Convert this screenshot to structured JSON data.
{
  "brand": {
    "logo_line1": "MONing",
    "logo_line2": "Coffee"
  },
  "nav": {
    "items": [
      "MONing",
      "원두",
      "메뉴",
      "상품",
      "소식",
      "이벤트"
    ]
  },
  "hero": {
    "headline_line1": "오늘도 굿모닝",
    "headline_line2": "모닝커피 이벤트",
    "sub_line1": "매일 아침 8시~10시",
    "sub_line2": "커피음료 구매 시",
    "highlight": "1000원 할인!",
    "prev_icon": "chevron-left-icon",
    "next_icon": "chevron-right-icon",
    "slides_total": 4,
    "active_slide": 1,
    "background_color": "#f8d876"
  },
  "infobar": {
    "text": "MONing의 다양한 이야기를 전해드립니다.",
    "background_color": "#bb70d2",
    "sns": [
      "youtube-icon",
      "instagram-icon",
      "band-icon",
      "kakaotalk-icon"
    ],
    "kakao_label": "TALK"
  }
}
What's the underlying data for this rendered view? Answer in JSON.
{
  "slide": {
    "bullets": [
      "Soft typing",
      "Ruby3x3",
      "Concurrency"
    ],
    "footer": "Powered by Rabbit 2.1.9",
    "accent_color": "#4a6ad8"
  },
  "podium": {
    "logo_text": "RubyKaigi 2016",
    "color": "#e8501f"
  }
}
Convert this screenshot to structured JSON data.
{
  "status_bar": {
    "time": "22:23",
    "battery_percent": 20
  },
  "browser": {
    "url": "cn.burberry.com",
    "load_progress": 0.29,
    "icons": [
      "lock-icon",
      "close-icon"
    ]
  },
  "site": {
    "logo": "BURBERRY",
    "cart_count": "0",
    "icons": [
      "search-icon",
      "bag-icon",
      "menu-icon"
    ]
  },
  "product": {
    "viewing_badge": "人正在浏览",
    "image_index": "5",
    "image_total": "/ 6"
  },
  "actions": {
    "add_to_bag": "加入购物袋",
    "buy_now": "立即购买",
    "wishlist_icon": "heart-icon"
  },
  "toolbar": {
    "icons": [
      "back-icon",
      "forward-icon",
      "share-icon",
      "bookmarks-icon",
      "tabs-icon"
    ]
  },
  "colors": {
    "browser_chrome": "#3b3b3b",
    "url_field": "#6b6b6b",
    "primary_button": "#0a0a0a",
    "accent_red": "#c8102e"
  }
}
■ ■ ■
• **TASK REQUIREMENTS**: Exactly reproduce the material above.

• **ANSWER TO THIS EXERCISE**:
Convert this screenshot to structured JSON data.
{
  "brand": {
    "logo_line1": "MONing",
    "logo_line2": "Coffee"
  },
  "nav": {
    "items": [
      "MONing",
      "원두",
      "메뉴",
      "상품",
      "소식",
      "이벤트"
    ]
  },
  "hero": {
    "headline_line1": "오늘도 굿모닝",
    "headline_line2": "모닝커피 이벤트",
    "sub_line1": "매일 아침 8시~10시",
    "sub_line2": "커피음료 구매 시",
    "highlight": "1000원 할인!",
    "prev_icon": "chevron-left-icon",
    "next_icon": "chevron-right-icon",
    "slides_total": 4,
    "active_slide": 1,
    "background_color": "#f8d876"
  },
  "infobar": {
    "text": "MONing의 다양한 이야기를 전해드립니다.",
    "background_color": "#bb70d2",
    "sns": [
      "youtube-icon",
      "instagram-icon",
      "band-icon",
      "kakaotalk-icon"
    ],
    "kakao_label": "TALK"
  }
}
What's the underlying data for this rendered view? Answer in JSON.
{
  "slide": {
    "bullets": [
      "Soft typing",
      "Ruby3x3",
      "Concurrency"
    ],
    "footer": "Powered by Rabbit 2.1.9",
    "accent_color": "#4a6ad8"
  },
  "podium": {
    "logo_text": "RubyKaigi 2016",
    "color": "#e8501f"
  }
}
Convert this screenshot to structured JSON data.
{
  "status_bar": {
    "time": "22:23",
    "battery_percent": 20
  },
  "browser": {
    "url": "cn.burberry.com",
    "load_progress": 0.29,
    "icons": [
      "lock-icon",
      "close-icon"
    ]
  },
  "site": {
    "logo": "BURBERRY",
    "cart_count": "0",
    "icons": [
      "search-icon",
      "bag-icon",
      "menu-icon"
    ]
  },
  "product": {
    "viewing_badge": "人正在浏览",
    "image_index": "5",
    "image_total": "/ 6"
  },
  "actions": {
    "add_to_bag": "加入购物袋",
    "buy_now": "立即购买",
    "wishlist_icon": "heart-icon"
  },
  "toolbar": {
    "icons": [
      "back-icon",
      "forward-icon",
      "share-icon",
      "bookmarks-icon",
      "tabs-icon"
    ]
  },
  "colors": {
    "browser_chrome": "#3b3b3b",
    "url_field": "#6b6b6b",
    "primary_button": "#0a0a0a",
    "accent_red": "#c8102e"
  }
}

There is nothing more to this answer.